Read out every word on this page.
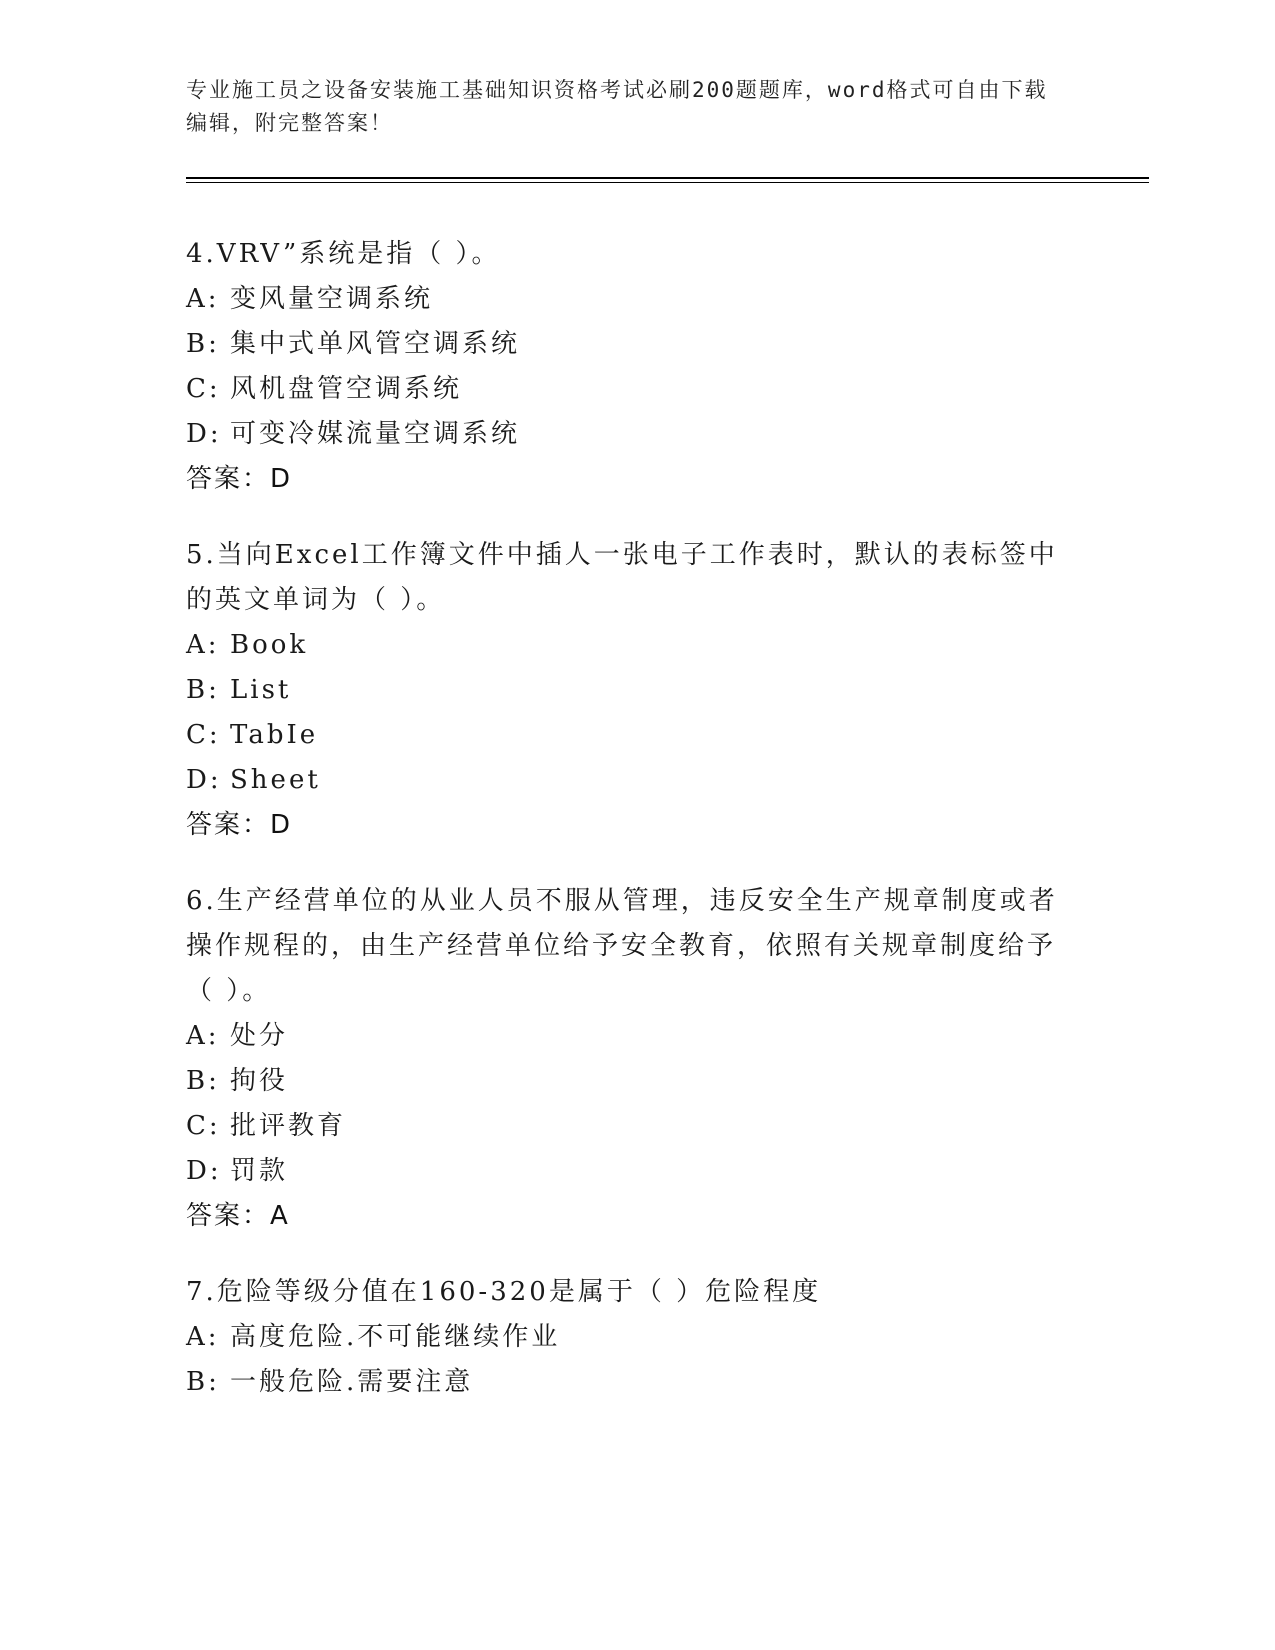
专业施工员之设备安装施工基础知识资格考试必刷200题题库，word格式可自由下载编辑，附完整答案！
4.VRV”系统是指（ ）。
A: 变风量空调系统
B: 集中式单风管空调系统
C: 风机盘管空调系统
D: 可变冷媒流量空调系统
答案：D
5.当向Excel工作簿文件中插人一张电子工作表时，默认的表标签中的英文单词为（ ）。
A: Book
B: List
C: TabIe
D: Sheet
答案：D
6.生产经营单位的从业人员不服从管理，违反安全生产规章制度或者操作规程的，由生产经营单位给予安全教育，依照有关规章制度给予（ ）。
A: 处分
B: 拘役
C: 批评教育
D: 罚款
答案：A
7.危险等级分值在160-320是属于（ ）危险程度
A: 高度危险.不可能继续作业
B: 一般危险.需要注意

____

**DO THIS**. Output, exactly, all the records above; include no pictures.

**OUTPUT FOR THIS EXERCISE**.
Read out every word on this page.
专业施工员之设备安装施工基础知识资格考试必刷200题题库，word格式可自由下载编辑，附完整答案！
4.VRV”系统是指（ ）。
A: 变风量空调系统
B: 集中式单风管空调系统
C: 风机盘管空调系统
D: 可变冷媒流量空调系统
答案：D
5.当向Excel工作簿文件中插人一张电子工作表时，默认的表标签中的英文单词为（ ）。
A: Book
B: List
C: TabIe
D: Sheet
答案：D
6.生产经营单位的从业人员不服从管理，违反安全生产规章制度或者操作规程的，由生产经营单位给予安全教育，依照有关规章制度给予（ ）。
A: 处分
B: 拘役
C: 批评教育
D: 罚款
答案：A
7.危险等级分值在160-320是属于（ ）危险程度
A: 高度危险.不可能继续作业
B: 一般危险.需要注意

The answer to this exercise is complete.